### Stored records:
## START
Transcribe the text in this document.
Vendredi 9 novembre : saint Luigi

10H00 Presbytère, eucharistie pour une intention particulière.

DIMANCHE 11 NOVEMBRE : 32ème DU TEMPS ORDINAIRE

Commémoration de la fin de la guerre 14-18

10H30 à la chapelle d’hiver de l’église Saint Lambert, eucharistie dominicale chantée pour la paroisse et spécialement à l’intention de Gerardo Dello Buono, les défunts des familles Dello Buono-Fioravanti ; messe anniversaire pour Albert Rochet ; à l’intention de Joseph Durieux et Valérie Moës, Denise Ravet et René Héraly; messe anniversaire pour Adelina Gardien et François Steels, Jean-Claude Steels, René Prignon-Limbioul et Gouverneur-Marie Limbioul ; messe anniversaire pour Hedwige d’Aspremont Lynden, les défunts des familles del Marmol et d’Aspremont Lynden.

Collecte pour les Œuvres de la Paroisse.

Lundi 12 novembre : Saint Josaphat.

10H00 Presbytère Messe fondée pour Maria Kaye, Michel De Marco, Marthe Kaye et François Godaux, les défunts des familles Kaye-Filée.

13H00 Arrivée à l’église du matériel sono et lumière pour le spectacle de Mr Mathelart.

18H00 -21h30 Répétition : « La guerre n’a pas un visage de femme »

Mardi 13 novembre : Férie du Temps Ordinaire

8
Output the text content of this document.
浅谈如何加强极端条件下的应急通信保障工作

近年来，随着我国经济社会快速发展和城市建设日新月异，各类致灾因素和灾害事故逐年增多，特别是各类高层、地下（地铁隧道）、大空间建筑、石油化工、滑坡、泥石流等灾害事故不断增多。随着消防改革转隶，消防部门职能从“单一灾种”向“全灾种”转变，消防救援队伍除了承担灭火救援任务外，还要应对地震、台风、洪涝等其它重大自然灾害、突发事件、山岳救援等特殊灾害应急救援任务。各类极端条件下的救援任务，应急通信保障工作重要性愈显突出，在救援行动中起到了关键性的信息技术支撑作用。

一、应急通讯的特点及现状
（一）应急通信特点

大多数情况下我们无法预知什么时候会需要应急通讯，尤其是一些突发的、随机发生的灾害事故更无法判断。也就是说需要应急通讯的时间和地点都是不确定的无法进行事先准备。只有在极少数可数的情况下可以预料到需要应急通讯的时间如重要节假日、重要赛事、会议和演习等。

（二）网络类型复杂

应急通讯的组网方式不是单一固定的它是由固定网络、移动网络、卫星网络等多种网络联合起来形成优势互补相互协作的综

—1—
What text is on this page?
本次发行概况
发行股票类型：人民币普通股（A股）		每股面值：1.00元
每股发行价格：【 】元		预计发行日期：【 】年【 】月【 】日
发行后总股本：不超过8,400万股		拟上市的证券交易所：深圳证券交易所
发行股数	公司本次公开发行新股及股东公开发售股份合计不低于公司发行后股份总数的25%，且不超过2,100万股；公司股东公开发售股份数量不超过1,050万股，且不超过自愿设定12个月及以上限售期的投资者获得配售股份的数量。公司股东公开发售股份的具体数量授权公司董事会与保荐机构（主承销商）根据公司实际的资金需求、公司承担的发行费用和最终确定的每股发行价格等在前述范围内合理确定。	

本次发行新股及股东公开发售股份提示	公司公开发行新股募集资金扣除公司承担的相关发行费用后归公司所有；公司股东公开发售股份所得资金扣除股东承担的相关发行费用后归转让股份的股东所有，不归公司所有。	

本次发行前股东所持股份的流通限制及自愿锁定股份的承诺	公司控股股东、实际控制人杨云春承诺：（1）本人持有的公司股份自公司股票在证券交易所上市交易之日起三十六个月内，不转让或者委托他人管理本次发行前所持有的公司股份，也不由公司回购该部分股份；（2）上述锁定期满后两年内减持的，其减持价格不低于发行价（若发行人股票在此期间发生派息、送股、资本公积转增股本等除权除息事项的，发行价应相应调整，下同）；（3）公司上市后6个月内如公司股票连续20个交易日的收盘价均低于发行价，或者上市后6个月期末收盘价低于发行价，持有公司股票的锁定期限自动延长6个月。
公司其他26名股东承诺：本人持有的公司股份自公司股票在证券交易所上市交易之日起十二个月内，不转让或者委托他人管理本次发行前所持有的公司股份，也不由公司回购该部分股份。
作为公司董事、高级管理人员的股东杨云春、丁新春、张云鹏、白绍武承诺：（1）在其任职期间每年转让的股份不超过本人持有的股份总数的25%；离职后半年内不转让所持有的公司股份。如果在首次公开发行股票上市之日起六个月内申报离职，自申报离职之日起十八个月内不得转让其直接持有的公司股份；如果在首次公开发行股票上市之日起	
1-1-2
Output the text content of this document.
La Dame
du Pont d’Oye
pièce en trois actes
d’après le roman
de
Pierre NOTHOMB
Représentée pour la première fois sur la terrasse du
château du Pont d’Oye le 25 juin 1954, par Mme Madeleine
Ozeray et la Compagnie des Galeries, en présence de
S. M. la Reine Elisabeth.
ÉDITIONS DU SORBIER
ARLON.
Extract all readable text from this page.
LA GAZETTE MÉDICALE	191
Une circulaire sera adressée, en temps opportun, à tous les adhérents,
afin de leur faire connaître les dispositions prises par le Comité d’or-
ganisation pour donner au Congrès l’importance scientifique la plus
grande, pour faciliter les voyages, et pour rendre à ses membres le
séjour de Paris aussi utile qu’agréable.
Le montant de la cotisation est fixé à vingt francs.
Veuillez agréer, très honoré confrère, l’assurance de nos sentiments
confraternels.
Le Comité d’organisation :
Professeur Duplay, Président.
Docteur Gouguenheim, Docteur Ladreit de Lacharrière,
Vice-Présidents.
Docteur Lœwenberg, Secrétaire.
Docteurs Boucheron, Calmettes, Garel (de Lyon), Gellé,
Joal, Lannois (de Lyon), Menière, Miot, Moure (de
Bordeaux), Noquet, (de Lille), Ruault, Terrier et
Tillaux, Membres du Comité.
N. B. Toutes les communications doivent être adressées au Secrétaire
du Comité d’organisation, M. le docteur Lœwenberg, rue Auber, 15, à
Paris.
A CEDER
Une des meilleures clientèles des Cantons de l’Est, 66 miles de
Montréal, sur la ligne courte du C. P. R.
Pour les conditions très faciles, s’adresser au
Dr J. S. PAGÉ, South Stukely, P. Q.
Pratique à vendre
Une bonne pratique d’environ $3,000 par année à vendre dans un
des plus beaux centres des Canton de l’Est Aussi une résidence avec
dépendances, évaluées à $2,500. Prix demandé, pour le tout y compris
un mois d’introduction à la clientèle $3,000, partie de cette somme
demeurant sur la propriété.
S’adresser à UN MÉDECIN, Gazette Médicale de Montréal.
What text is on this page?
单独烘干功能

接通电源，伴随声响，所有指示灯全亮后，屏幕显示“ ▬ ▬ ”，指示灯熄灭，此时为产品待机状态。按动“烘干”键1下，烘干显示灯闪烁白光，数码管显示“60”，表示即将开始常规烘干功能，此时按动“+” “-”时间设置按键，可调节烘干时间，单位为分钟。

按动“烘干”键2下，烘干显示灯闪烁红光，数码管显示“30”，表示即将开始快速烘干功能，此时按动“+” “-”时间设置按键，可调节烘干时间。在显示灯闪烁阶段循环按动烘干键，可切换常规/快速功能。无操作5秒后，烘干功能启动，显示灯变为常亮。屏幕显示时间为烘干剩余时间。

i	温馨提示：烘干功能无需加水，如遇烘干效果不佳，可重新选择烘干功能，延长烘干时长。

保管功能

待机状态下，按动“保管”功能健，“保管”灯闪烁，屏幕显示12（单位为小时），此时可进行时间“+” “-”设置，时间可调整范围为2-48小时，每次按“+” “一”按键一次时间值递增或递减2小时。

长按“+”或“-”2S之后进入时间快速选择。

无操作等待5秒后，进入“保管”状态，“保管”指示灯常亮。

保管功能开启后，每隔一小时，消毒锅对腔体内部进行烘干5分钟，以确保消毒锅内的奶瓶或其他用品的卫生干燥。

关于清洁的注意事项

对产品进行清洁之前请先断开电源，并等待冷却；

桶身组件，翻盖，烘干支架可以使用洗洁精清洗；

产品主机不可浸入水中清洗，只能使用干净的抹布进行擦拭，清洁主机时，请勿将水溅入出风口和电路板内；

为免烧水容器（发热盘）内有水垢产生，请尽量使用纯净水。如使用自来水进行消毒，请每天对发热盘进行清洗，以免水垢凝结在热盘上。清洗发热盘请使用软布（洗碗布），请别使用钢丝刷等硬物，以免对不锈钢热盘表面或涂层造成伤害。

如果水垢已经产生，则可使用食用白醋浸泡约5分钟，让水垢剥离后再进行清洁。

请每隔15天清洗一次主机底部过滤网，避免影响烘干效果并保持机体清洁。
## END
### AIM OF THE EXERCISE:
Using the listing above, pull out all lines that hold the word "adresser".

### RESPONSE:
Pour les conditions très faciles, s’adresser au
S’adresser à UN MÉDECIN, Gazette Médicale de Montréal.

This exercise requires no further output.